▸ Instructions
1. Translate this sentence from the blog post on Jess Jackson into Spanish: "It was well known that Jackson, a giant in the California wine industry, had been battling cancer."
2. Using the blog post on Jess Jackson, answer these questions:
(a) At what age did Jackson die?
(b) What was Jackson's profession when he founded his winery?
(c) In which county is Lakeport?
3. Carry on the blog post on Jess Jackson from its last sentence, in the same voice.

Jess Jackson RIP

Apr 29, 2011 | Blog

News that Jess Jackson had died shortly before Easter at the age of 81 hardly came as a surprise. It was well known that Jackson, a giant in the California wine industry, had been battling cancer.

What is difficult to fathom is that this lion of California wine would succumb to anything. I didn’t know him well, but I knew him well enough to know that Jackson was among the most determined vintners of our time.

Jess Stonestreet Jackson was a native of San Francisco and a practicing attorney when he founded Kendall-Jackson winery in Lakeport, Calif., in 1982. That would be in Lake County, well north of the Napa Valley, and hardly the place you would expect to discover a budding wine dynasty.

Extracted data entries

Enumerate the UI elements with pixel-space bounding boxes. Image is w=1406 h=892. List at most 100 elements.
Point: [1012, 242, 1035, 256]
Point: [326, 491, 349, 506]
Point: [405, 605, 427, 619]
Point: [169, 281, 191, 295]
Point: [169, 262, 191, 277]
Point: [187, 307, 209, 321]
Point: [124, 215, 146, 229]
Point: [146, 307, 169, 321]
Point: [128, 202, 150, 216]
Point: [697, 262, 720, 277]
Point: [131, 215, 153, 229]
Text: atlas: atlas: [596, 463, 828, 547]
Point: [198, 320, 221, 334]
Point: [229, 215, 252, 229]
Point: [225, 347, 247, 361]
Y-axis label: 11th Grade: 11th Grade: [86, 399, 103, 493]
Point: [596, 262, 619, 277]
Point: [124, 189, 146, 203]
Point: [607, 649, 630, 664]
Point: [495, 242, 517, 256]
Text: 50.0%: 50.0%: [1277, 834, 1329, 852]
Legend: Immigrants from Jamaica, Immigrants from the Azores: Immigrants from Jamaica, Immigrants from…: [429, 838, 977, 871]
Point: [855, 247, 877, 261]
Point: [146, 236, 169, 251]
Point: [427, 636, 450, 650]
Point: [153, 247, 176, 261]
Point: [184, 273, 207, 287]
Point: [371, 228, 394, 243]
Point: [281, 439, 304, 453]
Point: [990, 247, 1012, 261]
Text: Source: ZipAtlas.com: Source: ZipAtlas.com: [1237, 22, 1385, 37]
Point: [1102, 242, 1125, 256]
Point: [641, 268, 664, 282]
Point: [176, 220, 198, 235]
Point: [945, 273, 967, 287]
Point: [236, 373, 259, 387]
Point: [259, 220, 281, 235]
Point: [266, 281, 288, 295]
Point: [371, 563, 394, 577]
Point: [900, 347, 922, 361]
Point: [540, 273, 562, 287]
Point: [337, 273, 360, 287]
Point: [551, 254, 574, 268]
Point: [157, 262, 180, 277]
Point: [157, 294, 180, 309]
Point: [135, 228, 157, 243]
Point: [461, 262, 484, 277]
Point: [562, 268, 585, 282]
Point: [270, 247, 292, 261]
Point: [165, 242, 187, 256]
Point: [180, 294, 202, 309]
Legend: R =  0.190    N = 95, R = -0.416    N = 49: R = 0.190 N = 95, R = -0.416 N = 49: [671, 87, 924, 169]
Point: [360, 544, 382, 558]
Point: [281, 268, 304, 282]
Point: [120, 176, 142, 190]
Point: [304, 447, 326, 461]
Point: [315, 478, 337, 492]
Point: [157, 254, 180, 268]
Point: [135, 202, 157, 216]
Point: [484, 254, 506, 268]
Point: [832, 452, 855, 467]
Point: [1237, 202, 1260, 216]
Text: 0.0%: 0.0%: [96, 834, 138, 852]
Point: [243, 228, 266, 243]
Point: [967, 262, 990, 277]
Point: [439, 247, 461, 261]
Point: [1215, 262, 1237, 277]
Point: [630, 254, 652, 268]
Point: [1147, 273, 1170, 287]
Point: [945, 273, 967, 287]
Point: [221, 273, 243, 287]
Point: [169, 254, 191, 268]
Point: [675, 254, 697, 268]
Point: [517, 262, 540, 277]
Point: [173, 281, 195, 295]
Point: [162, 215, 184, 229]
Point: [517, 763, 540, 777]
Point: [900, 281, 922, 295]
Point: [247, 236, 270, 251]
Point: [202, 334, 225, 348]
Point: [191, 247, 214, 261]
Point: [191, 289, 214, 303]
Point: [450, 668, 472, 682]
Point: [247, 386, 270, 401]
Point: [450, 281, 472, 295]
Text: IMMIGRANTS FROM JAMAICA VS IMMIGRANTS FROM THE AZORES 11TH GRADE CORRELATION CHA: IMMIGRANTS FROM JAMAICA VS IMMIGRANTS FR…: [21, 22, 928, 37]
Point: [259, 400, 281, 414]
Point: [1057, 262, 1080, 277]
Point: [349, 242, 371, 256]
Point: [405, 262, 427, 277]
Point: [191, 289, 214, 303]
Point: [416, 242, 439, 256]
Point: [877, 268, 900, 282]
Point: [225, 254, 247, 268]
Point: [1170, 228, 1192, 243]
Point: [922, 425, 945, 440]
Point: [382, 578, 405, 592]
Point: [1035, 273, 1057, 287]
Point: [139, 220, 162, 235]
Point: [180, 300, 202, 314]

▸ Answers to this exercise
1. Era bien sabido que Jackson, un gigante de la industria vinícola de California, había estado luchando contra el cáncer.

2.
(a) He died at the age of 81.
(b) He was a practicing attorney.
(c) Lakeport is in Lake County.

3.
Some would argue that Kendall-Jackson rode the Chardonnay wave of the early 1980s to fame and fortune. Others would say that K-J started the wave, which continues to this day, for Chardonnay is the most widely sold and consumed white wine in America. No matter how you view it, Kendall-Jackson and the ubiquitous "Vintner’s Reserve" Chardonnay launched what became the vast Jess Jackson wine empire.

The world learned two things about Jackson from his Vintner’s Reserve Chardonnay: he was a marketing genius and knew what consumers wanted.

From a marketing standpoint, the term Vintner’s Reserve was controversial, since the wines were produced in prodigious volumes and anything but "reserve." The Vintner’s Reserve Chardonnay also had a secret that was eventually outed during a contentious lawsuit involving a former K-J winemaker: The Chardonnay was slightly sweet, with a level of residual sugar that was higher than the industry standard at that time for a dry table wine.

Jackson knew that American consumers talked dry wine, but they had slightly sweeter tastes than they were willing to admit. Others imitated the K-J style, and Chardonnay sales skyrocketed at a time when consumers were just beginning to drink varietally labeled wines. It was a bygone era when most restaurants offered a white and a red house wine; no one ever asked for a glass of Chardonnay. That was prior to K-J.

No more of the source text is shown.